= Work instructions =
Select from the records below every line that has the word "equipment" in it.
-- begin Data provided --
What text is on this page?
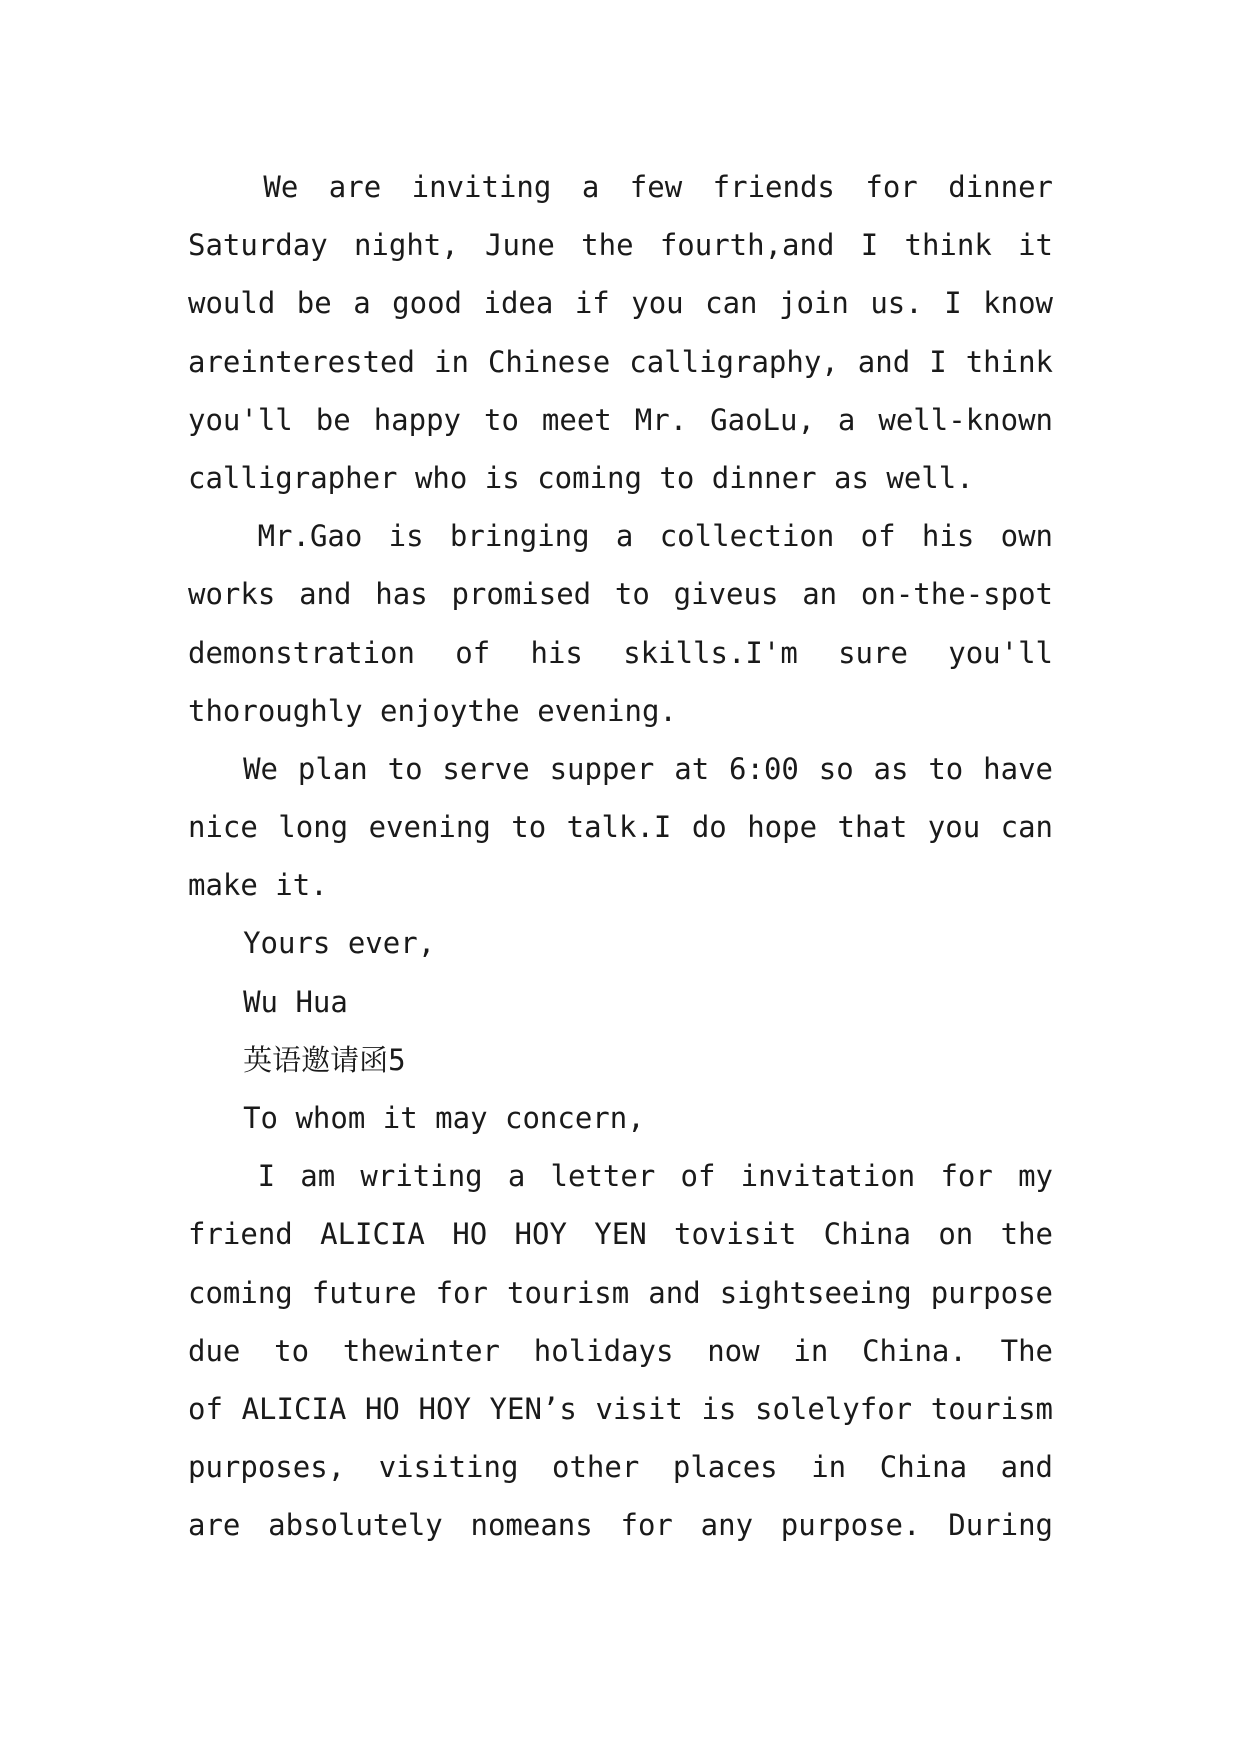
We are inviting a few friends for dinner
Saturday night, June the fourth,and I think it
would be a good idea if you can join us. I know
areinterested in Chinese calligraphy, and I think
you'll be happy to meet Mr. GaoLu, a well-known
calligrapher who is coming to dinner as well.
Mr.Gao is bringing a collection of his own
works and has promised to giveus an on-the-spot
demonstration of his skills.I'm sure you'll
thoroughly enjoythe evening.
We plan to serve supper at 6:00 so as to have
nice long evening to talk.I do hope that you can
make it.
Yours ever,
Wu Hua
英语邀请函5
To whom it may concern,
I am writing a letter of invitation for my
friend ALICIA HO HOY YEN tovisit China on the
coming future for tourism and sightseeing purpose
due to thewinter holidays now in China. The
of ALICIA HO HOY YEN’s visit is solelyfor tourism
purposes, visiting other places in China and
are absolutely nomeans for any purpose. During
-- end Data provided --
-- begin Data provided --
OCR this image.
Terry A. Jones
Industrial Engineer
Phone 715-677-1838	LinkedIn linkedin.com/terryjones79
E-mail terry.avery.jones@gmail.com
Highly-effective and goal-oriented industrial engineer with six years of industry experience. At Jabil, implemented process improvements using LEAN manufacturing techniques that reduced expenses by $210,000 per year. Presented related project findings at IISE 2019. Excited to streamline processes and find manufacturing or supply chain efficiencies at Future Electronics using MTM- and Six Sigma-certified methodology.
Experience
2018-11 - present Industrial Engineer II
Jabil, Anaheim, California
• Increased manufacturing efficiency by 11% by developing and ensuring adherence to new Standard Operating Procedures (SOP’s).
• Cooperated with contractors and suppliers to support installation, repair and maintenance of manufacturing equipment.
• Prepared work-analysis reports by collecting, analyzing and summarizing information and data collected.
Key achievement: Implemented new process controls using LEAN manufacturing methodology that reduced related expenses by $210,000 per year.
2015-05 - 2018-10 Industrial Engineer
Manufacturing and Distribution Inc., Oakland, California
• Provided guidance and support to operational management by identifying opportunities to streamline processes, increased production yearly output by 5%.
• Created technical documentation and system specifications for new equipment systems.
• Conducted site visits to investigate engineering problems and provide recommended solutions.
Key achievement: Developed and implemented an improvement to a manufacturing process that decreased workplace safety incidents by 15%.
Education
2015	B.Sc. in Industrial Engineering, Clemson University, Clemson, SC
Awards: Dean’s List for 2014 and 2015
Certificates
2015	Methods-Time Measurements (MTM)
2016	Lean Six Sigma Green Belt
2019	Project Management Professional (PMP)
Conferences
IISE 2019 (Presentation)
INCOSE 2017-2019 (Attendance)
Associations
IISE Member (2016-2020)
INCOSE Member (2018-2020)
-- end Data provided --
= Solution =
• Cooperated with contractors and suppliers to support installation, repair and maintenance of manufacturing equipment.
• Created technical documentation and system specifications for new equipment systems.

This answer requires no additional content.